## WHAT YOU SHOULD DO
Below is a listing to write out in full, exactly as given, without its pictures.

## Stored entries
#####
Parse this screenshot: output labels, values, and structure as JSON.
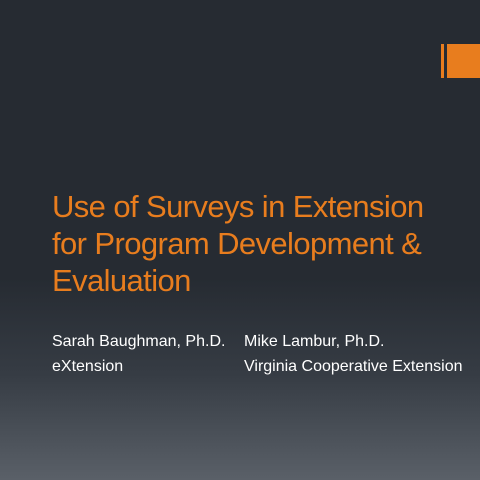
{
  "slide": {
    "accent_color": "#e87d1e",
    "background_color": "#262b32",
    "title_lines": [
      "Use of Surveys in Extension",
      "for Program Development &",
      "Evaluation"
    ],
    "authors": [
      {
        "name": "Sarah Baughman, Ph.D.",
        "affiliation": "eXtension"
      },
      {
        "name": "Mike Lambur, Ph.D.",
        "affiliation": "Virginia Cooperative Extension"
      }
    ]
  }
}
#####
## RESPONSE
Parse this screenshot: output labels, values, and structure as JSON.
{
  "slide": {
    "accent_color": "#e87d1e",
    "background_color": "#262b32",
    "title_lines": [
      "Use of Surveys in Extension",
      "for Program Development &",
      "Evaluation"
    ],
    "authors": [
      {
        "name": "Sarah Baughman, Ph.D.",
        "affiliation": "eXtension"
      },
      {
        "name": "Mike Lambur, Ph.D.",
        "affiliation": "Virginia Cooperative Extension"
      }
    ]
  }
}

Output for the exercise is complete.